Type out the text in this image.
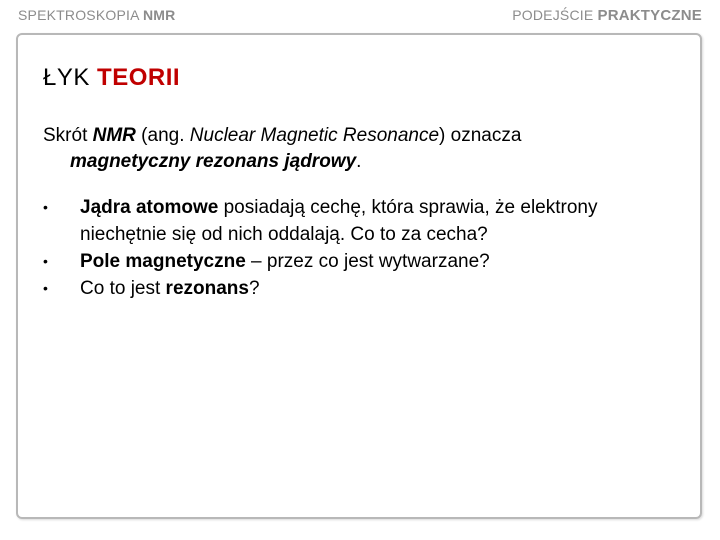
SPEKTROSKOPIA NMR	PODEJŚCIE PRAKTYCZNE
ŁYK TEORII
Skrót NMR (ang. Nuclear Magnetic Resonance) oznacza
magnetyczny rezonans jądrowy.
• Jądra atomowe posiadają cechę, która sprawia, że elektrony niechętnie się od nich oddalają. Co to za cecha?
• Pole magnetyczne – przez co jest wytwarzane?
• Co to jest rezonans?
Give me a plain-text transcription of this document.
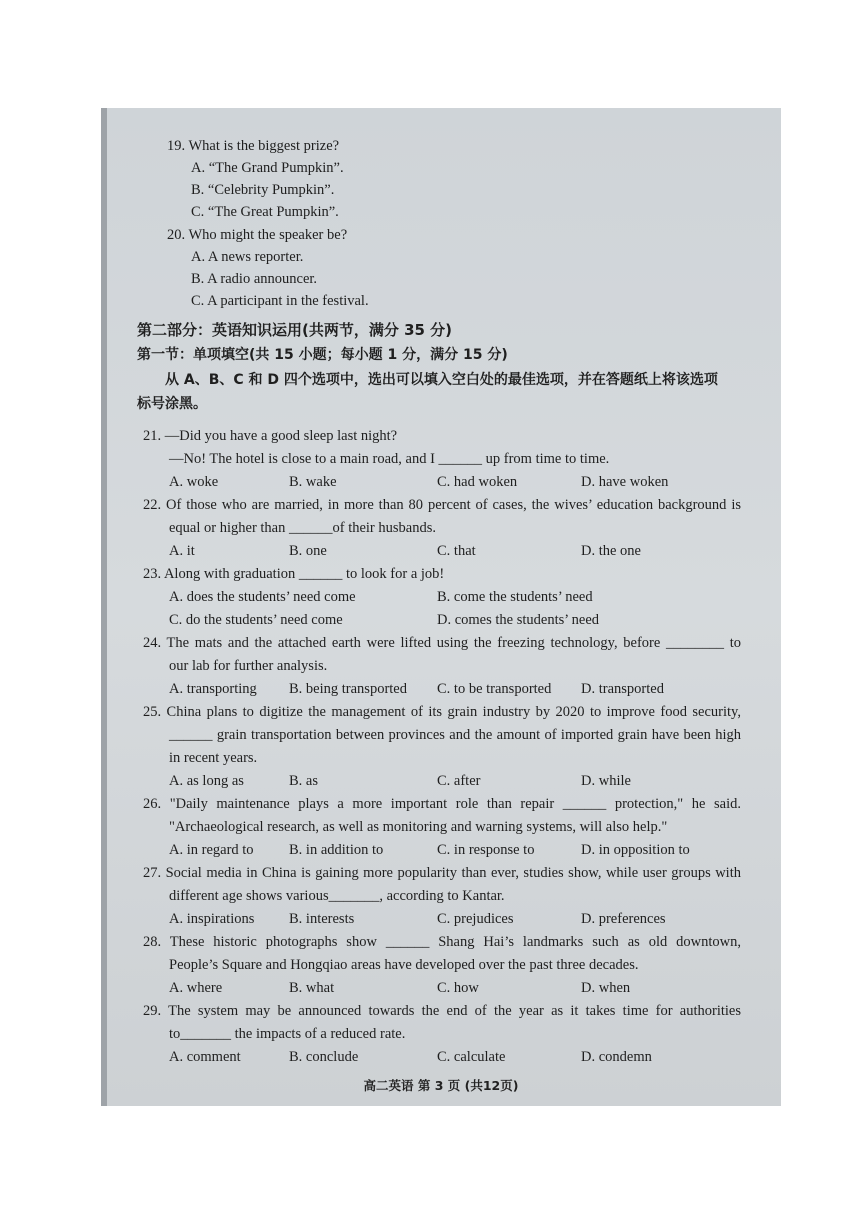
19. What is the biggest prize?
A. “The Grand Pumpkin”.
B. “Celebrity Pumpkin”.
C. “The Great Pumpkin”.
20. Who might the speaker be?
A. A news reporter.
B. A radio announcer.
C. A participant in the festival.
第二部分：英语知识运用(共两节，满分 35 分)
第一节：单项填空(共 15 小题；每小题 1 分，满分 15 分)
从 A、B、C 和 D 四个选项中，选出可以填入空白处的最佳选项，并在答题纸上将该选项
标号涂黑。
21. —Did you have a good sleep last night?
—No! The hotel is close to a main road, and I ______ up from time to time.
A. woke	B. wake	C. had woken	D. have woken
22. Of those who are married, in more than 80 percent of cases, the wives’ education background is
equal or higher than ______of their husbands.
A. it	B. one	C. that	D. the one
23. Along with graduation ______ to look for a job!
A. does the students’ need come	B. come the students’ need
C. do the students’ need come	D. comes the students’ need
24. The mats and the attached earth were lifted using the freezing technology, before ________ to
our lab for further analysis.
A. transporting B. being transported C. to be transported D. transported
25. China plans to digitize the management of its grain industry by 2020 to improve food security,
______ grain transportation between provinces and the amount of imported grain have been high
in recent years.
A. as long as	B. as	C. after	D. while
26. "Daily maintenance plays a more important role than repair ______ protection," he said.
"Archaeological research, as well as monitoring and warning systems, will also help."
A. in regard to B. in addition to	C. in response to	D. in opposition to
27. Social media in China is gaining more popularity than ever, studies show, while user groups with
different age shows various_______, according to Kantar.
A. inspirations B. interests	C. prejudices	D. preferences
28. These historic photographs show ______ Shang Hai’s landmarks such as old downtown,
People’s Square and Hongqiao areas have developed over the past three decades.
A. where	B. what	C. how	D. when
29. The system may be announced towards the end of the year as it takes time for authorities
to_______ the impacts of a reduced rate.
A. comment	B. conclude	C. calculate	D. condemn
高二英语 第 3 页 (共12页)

* [The request] Report back each line of the entries that holds the string "jest".

* [Response to the exercise]
• Pole magnetyczne – przez co jest wytwarzane?
• Co to jest rezonans?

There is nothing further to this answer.